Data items

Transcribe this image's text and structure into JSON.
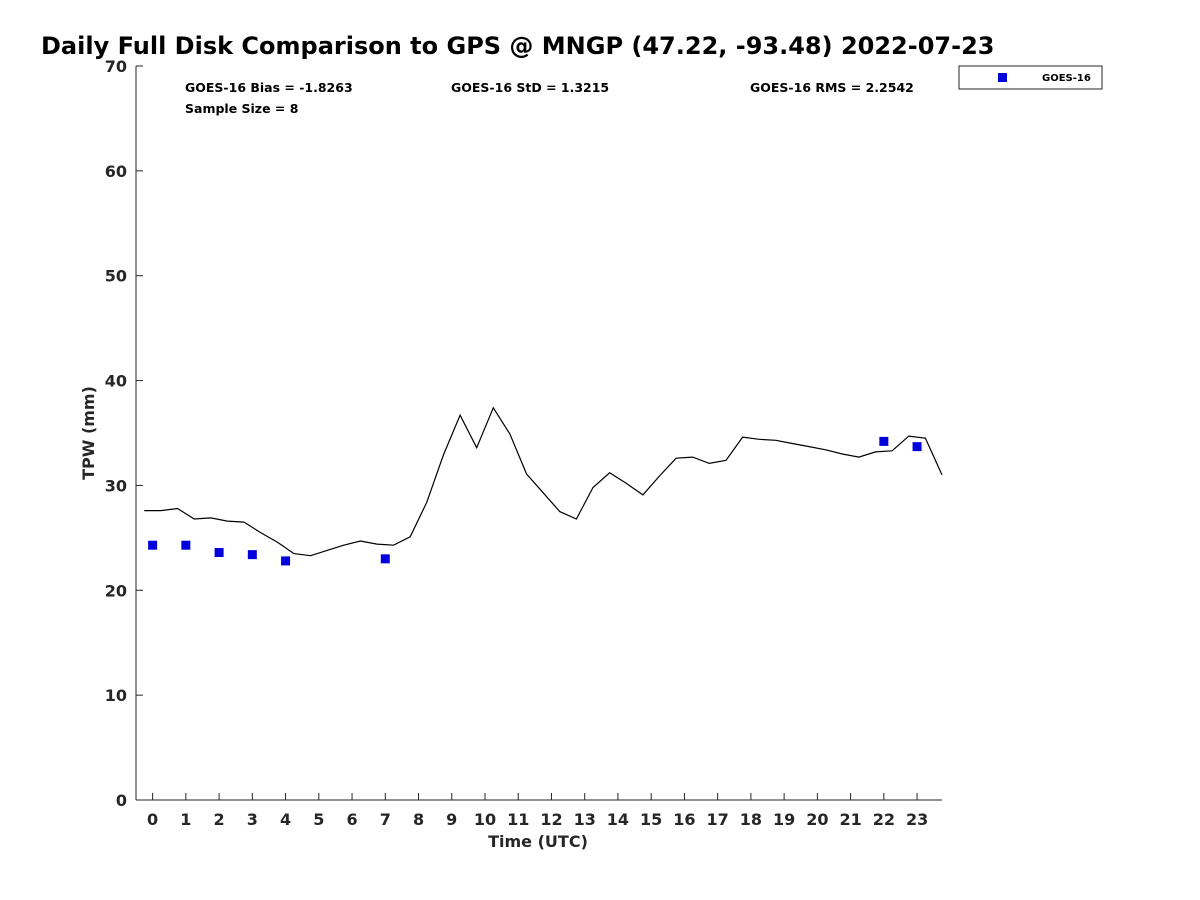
{
  "chart_data": {
    "type": "scatter",
    "title": "Daily Full Disk Comparison to GPS @ MNGP (47.22, -93.48) 2022-07-23",
    "xlabel": "Time (UTC)",
    "ylabel": "TPW (mm)",
    "xlim": [
      -0.5,
      23.75
    ],
    "ylim": [
      0,
      70
    ],
    "x_ticks": [
      "0",
      "1",
      "2",
      "3",
      "4",
      "5",
      "6",
      "7",
      "8",
      "9",
      "10",
      "11",
      "12",
      "13",
      "14",
      "15",
      "16",
      "17",
      "18",
      "19",
      "20",
      "21",
      "22",
      "23"
    ],
    "y_ticks": [
      "0",
      "10",
      "20",
      "30",
      "40",
      "50",
      "60",
      "70"
    ],
    "grid": false,
    "legend_position": "outside top-right",
    "stats": {
      "bias": "GOES-16 Bias = -1.8263",
      "sample_size": "Sample Size = 8",
      "std": "GOES-16 StD = 1.3215",
      "rms": "GOES-16 RMS = 2.2542"
    },
    "series": [
      {
        "name": "GOES-16",
        "type": "scatter",
        "marker": "square",
        "color": "#0000dd",
        "points": [
          [
            0,
            24.3
          ],
          [
            1,
            24.3
          ],
          [
            2,
            23.6
          ],
          [
            3,
            23.4
          ],
          [
            4,
            22.8
          ],
          [
            7,
            23.0
          ],
          [
            22,
            34.2
          ],
          [
            23,
            33.7
          ]
        ]
      },
      {
        "type": "line",
        "color": "#000000",
        "points": [
          [
            -0.25,
            27.6
          ],
          [
            0.25,
            27.6
          ],
          [
            0.75,
            27.8
          ],
          [
            1.25,
            26.8
          ],
          [
            1.75,
            26.9
          ],
          [
            2.25,
            26.6
          ],
          [
            2.75,
            26.5
          ],
          [
            3.25,
            25.5
          ],
          [
            3.75,
            24.6
          ],
          [
            4.25,
            23.5
          ],
          [
            4.75,
            23.3
          ],
          [
            5.25,
            23.8
          ],
          [
            5.75,
            24.3
          ],
          [
            6.25,
            24.7
          ],
          [
            6.75,
            24.4
          ],
          [
            7.25,
            24.3
          ],
          [
            7.75,
            25.1
          ],
          [
            8.25,
            28.4
          ],
          [
            8.75,
            32.9
          ],
          [
            9.25,
            36.7
          ],
          [
            9.75,
            33.6
          ],
          [
            10.25,
            37.4
          ],
          [
            10.75,
            34.9
          ],
          [
            11.25,
            31.1
          ],
          [
            11.75,
            29.3
          ],
          [
            12.25,
            27.5
          ],
          [
            12.75,
            26.8
          ],
          [
            13.25,
            29.8
          ],
          [
            13.75,
            31.2
          ],
          [
            14.25,
            30.2
          ],
          [
            14.75,
            29.1
          ],
          [
            15.25,
            30.9
          ],
          [
            15.75,
            32.6
          ],
          [
            16.25,
            32.7
          ],
          [
            16.75,
            32.1
          ],
          [
            17.25,
            32.4
          ],
          [
            17.75,
            34.6
          ],
          [
            18.25,
            34.4
          ],
          [
            18.75,
            34.3
          ],
          [
            19.25,
            34.0
          ],
          [
            19.75,
            33.7
          ],
          [
            20.25,
            33.4
          ],
          [
            20.75,
            33.0
          ],
          [
            21.25,
            32.7
          ],
          [
            21.75,
            33.2
          ],
          [
            22.25,
            33.3
          ],
          [
            22.75,
            34.7
          ],
          [
            23.25,
            34.5
          ],
          [
            23.75,
            31.0
          ]
        ]
      }
    ]
  }
}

◆ Set problem ◆
Leave out the pictures and transcribe the entries above exactly.

◆ Full answer ◆
Transcribe this image's text and structure into JSON.
{
  "chart_data": {
    "type": "scatter",
    "title": "Daily Full Disk Comparison to GPS @ MNGP (47.22, -93.48) 2022-07-23",
    "xlabel": "Time (UTC)",
    "ylabel": "TPW (mm)",
    "xlim": [
      -0.5,
      23.75
    ],
    "ylim": [
      0,
      70
    ],
    "x_ticks": [
      "0",
      "1",
      "2",
      "3",
      "4",
      "5",
      "6",
      "7",
      "8",
      "9",
      "10",
      "11",
      "12",
      "13",
      "14",
      "15",
      "16",
      "17",
      "18",
      "19",
      "20",
      "21",
      "22",
      "23"
    ],
    "y_ticks": [
      "0",
      "10",
      "20",
      "30",
      "40",
      "50",
      "60",
      "70"
    ],
    "grid": false,
    "legend_position": "outside top-right",
    "stats": {
      "bias": "GOES-16 Bias = -1.8263",
      "sample_size": "Sample Size = 8",
      "std": "GOES-16 StD = 1.3215",
      "rms": "GOES-16 RMS = 2.2542"
    },
    "series": [
      {
        "name": "GOES-16",
        "type": "scatter",
        "marker": "square",
        "color": "#0000dd",
        "points": [
          [
            0,
            24.3
          ],
          [
            1,
            24.3
          ],
          [
            2,
            23.6
          ],
          [
            3,
            23.4
          ],
          [
            4,
            22.8
          ],
          [
            7,
            23.0
          ],
          [
            22,
            34.2
          ],
          [
            23,
            33.7
          ]
        ]
      },
      {
        "type": "line",
        "color": "#000000",
        "points": [
          [
            -0.25,
            27.6
          ],
          [
            0.25,
            27.6
          ],
          [
            0.75,
            27.8
          ],
          [
            1.25,
            26.8
          ],
          [
            1.75,
            26.9
          ],
          [
            2.25,
            26.6
          ],
          [
            2.75,
            26.5
          ],
          [
            3.25,
            25.5
          ],
          [
            3.75,
            24.6
          ],
          [
            4.25,
            23.5
          ],
          [
            4.75,
            23.3
          ],
          [
            5.25,
            23.8
          ],
          [
            5.75,
            24.3
          ],
          [
            6.25,
            24.7
          ],
          [
            6.75,
            24.4
          ],
          [
            7.25,
            24.3
          ],
          [
            7.75,
            25.1
          ],
          [
            8.25,
            28.4
          ],
          [
            8.75,
            32.9
          ],
          [
            9.25,
            36.7
          ],
          [
            9.75,
            33.6
          ],
          [
            10.25,
            37.4
          ],
          [
            10.75,
            34.9
          ],
          [
            11.25,
            31.1
          ],
          [
            11.75,
            29.3
          ],
          [
            12.25,
            27.5
          ],
          [
            12.75,
            26.8
          ],
          [
            13.25,
            29.8
          ],
          [
            13.75,
            31.2
          ],
          [
            14.25,
            30.2
          ],
          [
            14.75,
            29.1
          ],
          [
            15.25,
            30.9
          ],
          [
            15.75,
            32.6
          ],
          [
            16.25,
            32.7
          ],
          [
            16.75,
            32.1
          ],
          [
            17.25,
            32.4
          ],
          [
            17.75,
            34.6
          ],
          [
            18.25,
            34.4
          ],
          [
            18.75,
            34.3
          ],
          [
            19.25,
            34.0
          ],
          [
            19.75,
            33.7
          ],
          [
            20.25,
            33.4
          ],
          [
            20.75,
            33.0
          ],
          [
            21.25,
            32.7
          ],
          [
            21.75,
            33.2
          ],
          [
            22.25,
            33.3
          ],
          [
            22.75,
            34.7
          ],
          [
            23.25,
            34.5
          ],
          [
            23.75,
            31.0
          ]
        ]
      }
    ]
  }
}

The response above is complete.